■ WORK TO BE COMPLETED ■
Identify the lines that include the word "tượng", then copy all of them.

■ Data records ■
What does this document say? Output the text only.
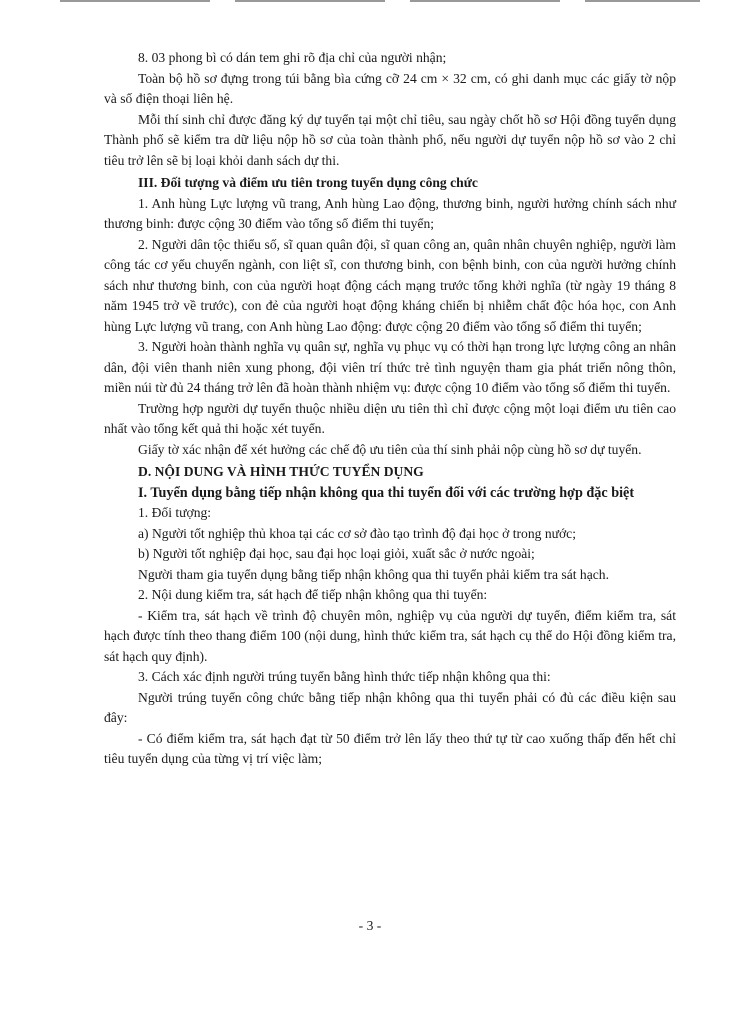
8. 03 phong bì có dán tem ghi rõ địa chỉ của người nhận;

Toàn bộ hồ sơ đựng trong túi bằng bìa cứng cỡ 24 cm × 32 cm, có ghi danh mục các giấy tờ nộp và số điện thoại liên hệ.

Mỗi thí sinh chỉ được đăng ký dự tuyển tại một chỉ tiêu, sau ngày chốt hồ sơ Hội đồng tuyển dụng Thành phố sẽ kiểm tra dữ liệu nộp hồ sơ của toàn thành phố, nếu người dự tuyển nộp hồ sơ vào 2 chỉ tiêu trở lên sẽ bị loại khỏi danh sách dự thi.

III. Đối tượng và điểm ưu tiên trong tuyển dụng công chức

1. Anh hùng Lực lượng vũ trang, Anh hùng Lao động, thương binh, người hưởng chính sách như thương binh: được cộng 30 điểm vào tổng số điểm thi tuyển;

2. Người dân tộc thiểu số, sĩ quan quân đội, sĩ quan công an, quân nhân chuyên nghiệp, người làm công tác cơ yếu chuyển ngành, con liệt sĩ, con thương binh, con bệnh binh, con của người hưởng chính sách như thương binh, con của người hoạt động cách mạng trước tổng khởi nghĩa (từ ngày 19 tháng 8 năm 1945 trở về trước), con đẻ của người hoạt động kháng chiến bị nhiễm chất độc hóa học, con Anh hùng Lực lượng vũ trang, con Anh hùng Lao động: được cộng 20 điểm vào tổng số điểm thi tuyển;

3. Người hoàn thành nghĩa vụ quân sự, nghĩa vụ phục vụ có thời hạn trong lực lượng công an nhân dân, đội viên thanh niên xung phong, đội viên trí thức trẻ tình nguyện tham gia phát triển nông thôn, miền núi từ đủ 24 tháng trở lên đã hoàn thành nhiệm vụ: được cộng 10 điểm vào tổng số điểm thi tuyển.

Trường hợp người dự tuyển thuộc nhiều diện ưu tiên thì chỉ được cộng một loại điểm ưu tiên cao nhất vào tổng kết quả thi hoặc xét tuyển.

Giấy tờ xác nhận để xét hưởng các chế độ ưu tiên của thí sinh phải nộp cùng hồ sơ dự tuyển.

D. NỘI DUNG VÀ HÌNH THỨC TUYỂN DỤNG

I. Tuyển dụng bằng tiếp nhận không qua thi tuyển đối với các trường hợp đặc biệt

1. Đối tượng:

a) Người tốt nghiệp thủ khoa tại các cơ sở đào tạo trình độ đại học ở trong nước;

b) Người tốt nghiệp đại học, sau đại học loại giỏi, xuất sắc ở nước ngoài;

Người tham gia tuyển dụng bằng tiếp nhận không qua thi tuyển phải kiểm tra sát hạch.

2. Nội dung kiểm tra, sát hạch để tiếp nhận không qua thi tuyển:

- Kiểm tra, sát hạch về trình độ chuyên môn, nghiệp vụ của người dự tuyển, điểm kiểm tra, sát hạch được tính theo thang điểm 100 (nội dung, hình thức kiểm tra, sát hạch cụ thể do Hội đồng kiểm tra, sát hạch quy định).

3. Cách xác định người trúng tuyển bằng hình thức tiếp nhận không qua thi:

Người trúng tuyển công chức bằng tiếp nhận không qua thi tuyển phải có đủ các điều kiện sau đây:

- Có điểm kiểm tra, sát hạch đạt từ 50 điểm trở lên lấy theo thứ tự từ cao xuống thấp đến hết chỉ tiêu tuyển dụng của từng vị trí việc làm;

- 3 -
--
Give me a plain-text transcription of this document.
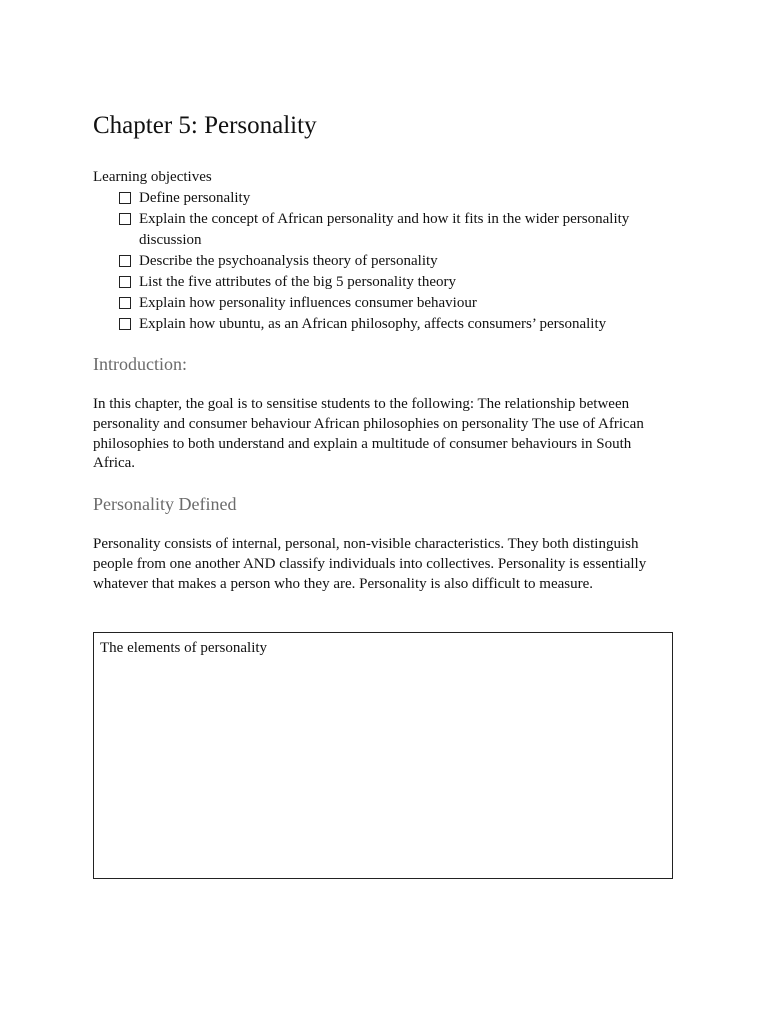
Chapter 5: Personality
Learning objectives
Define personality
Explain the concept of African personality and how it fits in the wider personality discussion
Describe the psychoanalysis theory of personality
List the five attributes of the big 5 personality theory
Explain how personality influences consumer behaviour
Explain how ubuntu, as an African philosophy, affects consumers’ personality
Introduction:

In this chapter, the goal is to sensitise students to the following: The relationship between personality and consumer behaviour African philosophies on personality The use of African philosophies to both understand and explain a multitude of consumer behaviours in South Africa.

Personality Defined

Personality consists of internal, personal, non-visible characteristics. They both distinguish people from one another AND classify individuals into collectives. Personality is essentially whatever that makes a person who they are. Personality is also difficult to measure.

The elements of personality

■ FINISHED ANSWER ■
III. Đối tượng và điểm ưu tiên trong tuyển dụng công chức
1. Đối tượng:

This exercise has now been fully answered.